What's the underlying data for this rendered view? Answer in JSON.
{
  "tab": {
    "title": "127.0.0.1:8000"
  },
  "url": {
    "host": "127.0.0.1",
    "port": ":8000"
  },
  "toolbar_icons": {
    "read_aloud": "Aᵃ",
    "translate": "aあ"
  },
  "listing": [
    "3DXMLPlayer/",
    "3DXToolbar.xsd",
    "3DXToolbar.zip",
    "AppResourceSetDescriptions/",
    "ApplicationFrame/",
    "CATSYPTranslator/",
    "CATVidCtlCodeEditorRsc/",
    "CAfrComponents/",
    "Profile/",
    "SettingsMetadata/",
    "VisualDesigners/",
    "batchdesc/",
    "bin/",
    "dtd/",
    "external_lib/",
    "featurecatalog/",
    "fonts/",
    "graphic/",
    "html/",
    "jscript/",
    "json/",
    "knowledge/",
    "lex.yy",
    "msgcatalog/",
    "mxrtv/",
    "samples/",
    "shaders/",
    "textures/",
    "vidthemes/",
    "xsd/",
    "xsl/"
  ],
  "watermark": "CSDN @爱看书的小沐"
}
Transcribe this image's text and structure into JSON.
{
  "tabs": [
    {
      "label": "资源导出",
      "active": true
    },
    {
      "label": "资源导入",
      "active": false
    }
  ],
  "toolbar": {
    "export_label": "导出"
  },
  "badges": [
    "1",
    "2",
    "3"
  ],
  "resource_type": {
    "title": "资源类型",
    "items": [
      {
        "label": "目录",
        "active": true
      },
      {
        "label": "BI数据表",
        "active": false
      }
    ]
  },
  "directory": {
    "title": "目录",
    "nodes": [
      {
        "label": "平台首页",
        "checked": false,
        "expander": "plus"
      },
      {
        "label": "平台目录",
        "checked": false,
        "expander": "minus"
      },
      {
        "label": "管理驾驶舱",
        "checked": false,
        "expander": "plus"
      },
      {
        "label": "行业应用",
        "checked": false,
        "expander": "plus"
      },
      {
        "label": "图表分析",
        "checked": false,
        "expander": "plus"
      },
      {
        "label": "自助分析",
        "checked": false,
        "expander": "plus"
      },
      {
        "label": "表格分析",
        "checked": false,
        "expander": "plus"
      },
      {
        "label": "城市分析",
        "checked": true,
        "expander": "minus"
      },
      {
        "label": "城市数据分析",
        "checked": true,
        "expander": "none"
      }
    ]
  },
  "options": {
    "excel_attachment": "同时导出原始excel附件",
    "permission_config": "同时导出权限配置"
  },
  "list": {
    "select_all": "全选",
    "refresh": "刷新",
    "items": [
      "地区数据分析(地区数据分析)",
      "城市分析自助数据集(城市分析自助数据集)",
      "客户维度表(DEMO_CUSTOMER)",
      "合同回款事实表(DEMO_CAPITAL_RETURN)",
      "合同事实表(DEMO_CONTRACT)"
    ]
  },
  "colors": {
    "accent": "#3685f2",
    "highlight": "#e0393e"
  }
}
# # #
**Requirement:** Print every record above exactly as written.

**Answer for the task:**
What's the underlying data for this rendered view? Answer in JSON.
{
  "tab": {
    "title": "127.0.0.1:8000"
  },
  "url": {
    "host": "127.0.0.1",
    "port": ":8000"
  },
  "toolbar_icons": {
    "read_aloud": "Aᵃ",
    "translate": "aあ"
  },
  "listing": [
    "3DXMLPlayer/",
    "3DXToolbar.xsd",
    "3DXToolbar.zip",
    "AppResourceSetDescriptions/",
    "ApplicationFrame/",
    "CATSYPTranslator/",
    "CATVidCtlCodeEditorRsc/",
    "CAfrComponents/",
    "Profile/",
    "SettingsMetadata/",
    "VisualDesigners/",
    "batchdesc/",
    "bin/",
    "dtd/",
    "external_lib/",
    "featurecatalog/",
    "fonts/",
    "graphic/",
    "html/",
    "jscript/",
    "json/",
    "knowledge/",
    "lex.yy",
    "msgcatalog/",
    "mxrtv/",
    "samples/",
    "shaders/",
    "textures/",
    "vidthemes/",
    "xsd/",
    "xsl/"
  ],
  "watermark": "CSDN @爱看书的小沐"
}
Transcribe this image's text and structure into JSON.
{
  "tabs": [
    {
      "label": "资源导出",
      "active": true
    },
    {
      "label": "资源导入",
      "active": false
    }
  ],
  "toolbar": {
    "export_label": "导出"
  },
  "badges": [
    "1",
    "2",
    "3"
  ],
  "resource_type": {
    "title": "资源类型",
    "items": [
      {
        "label": "目录",
        "active": true
      },
      {
        "label": "BI数据表",
        "active": false
      }
    ]
  },
  "directory": {
    "title": "目录",
    "nodes": [
      {
        "label": "平台首页",
        "checked": false,
        "expander": "plus"
      },
      {
        "label": "平台目录",
        "checked": false,
        "expander": "minus"
      },
      {
        "label": "管理驾驶舱",
        "checked": false,
        "expander": "plus"
      },
      {
        "label": "行业应用",
        "checked": false,
        "expander": "plus"
      },
      {
        "label": "图表分析",
        "checked": false,
        "expander": "plus"
      },
      {
        "label": "自助分析",
        "checked": false,
        "expander": "plus"
      },
      {
        "label": "表格分析",
        "checked": false,
        "expander": "plus"
      },
      {
        "label": "城市分析",
        "checked": true,
        "expander": "minus"
      },
      {
        "label": "城市数据分析",
        "checked": true,
        "expander": "none"
      }
    ]
  },
  "options": {
    "excel_attachment": "同时导出原始excel附件",
    "permission_config": "同时导出权限配置"
  },
  "list": {
    "select_all": "全选",
    "refresh": "刷新",
    "items": [
      "地区数据分析(地区数据分析)",
      "城市分析自助数据集(城市分析自助数据集)",
      "客户维度表(DEMO_CUSTOMER)",
      "合同回款事实表(DEMO_CAPITAL_RETURN)",
      "合同事实表(DEMO_CONTRACT)"
    ]
  },
  "colors": {
    "accent": "#3685f2",
    "highlight": "#e0393e"
  }
}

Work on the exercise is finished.